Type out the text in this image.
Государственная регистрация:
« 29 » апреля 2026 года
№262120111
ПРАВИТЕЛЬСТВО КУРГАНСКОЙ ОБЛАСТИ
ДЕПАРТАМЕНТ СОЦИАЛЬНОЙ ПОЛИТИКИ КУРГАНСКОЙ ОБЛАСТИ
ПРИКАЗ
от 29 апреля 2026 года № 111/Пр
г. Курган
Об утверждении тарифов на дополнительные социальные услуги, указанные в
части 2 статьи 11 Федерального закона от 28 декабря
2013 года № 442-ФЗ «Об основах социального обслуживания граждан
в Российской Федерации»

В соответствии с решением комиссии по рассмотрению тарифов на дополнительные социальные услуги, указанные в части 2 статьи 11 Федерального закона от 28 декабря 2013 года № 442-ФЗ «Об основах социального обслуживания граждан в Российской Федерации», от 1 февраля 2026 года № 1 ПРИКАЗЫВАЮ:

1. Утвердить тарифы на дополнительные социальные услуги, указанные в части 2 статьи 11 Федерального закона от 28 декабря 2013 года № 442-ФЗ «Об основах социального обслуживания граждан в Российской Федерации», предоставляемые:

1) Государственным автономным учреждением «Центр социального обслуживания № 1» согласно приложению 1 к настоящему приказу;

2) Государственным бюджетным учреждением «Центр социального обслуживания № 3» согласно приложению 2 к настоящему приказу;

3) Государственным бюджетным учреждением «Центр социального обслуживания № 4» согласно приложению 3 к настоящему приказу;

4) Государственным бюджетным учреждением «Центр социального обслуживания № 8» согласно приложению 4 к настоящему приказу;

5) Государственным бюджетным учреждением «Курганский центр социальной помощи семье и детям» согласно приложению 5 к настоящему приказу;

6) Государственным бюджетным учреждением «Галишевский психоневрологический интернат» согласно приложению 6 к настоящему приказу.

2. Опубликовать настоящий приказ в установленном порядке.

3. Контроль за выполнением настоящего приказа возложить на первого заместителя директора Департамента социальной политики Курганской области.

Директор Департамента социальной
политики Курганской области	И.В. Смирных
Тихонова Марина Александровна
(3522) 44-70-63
________________________
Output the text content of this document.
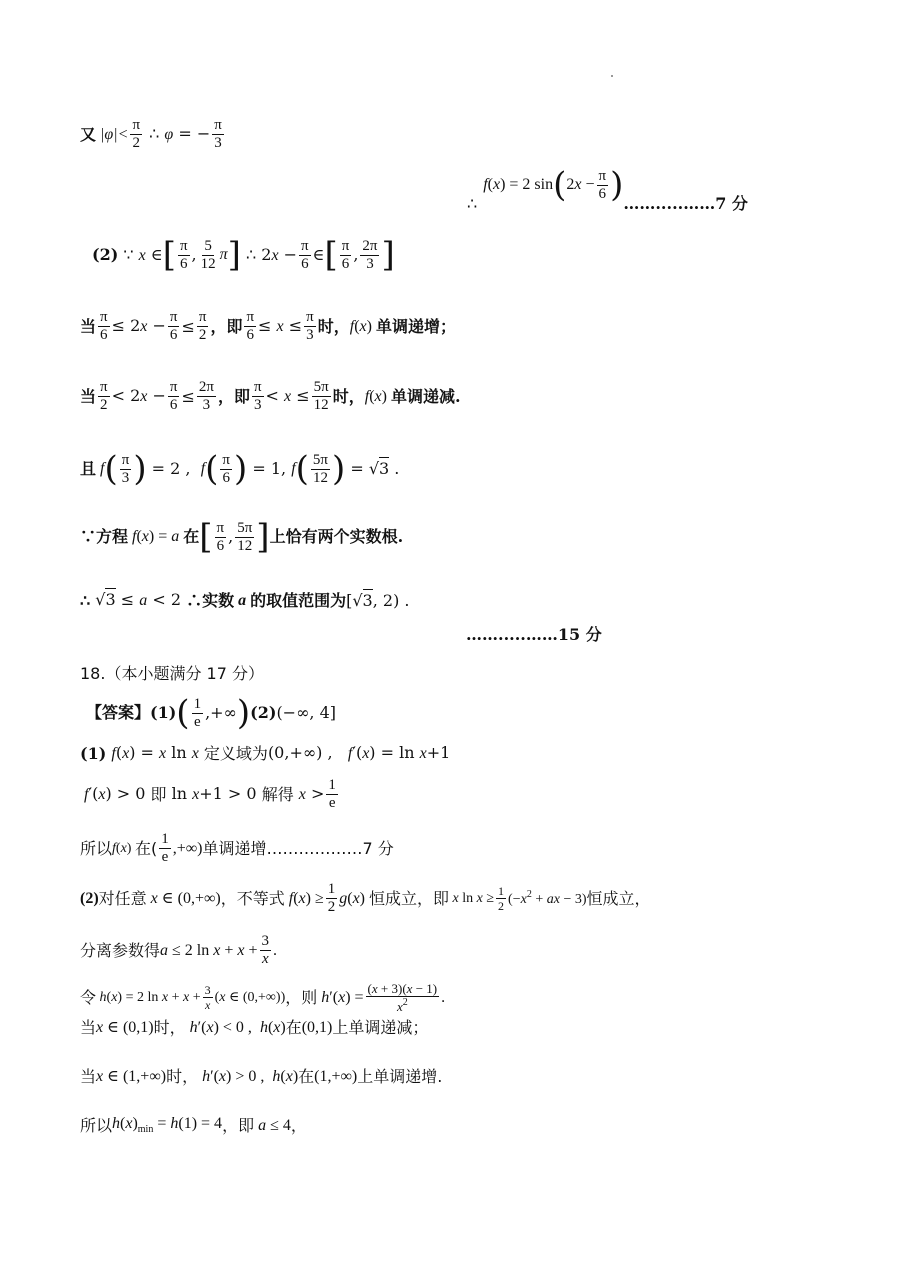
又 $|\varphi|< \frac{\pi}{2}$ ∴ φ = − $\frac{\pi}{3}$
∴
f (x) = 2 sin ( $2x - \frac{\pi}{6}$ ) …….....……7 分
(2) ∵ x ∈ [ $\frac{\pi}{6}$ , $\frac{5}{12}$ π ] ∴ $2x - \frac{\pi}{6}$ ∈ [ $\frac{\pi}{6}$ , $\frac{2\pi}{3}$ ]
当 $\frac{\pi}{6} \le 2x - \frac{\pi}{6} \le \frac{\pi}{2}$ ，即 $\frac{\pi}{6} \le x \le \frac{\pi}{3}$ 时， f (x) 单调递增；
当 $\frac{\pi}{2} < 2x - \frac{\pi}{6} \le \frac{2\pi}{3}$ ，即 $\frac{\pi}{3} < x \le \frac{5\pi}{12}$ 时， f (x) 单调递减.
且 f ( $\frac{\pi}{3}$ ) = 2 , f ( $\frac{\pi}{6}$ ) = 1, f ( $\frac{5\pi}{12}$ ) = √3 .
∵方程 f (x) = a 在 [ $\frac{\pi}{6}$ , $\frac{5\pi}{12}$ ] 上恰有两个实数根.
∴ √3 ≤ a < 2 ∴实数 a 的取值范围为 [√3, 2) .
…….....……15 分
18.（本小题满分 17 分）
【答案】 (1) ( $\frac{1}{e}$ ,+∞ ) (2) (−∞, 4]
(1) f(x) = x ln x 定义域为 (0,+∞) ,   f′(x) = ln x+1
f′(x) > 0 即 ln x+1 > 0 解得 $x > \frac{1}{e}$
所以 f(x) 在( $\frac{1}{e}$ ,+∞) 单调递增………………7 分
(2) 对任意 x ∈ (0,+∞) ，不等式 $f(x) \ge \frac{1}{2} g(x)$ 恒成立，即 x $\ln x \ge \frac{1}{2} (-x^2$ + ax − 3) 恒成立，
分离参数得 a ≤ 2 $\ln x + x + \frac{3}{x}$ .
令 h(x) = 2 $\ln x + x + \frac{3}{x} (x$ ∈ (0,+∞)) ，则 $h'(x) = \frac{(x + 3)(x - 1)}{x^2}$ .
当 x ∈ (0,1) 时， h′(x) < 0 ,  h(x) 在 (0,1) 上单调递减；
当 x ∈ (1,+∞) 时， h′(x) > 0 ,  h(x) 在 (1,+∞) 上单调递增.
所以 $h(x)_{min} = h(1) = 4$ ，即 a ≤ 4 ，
________________________
* Task to complete *
Check every line of the data, and copy the ones that contain "Федерального".

* Task answer *
части 2 статьи 11 Федерального закона от 28 декабря
В соответствии с решением комиссии по рассмотрению тарифов на дополнительные социальные услуги, указанные в части 2 статьи 11 Федерального закона от 28 декабря 2013 года № 442-ФЗ «Об основах социального обслуживания граждан в Российской Федерации», от 1 февраля 2026 года № 1 ПРИКАЗЫВАЮ:
1. Утвердить тарифы на дополнительные социальные услуги, указанные в части 2 статьи 11 Федерального закона от 28 декабря 2013 года № 442-ФЗ «Об основах социального обслуживания граждан в Российской Федерации», предоставляемые:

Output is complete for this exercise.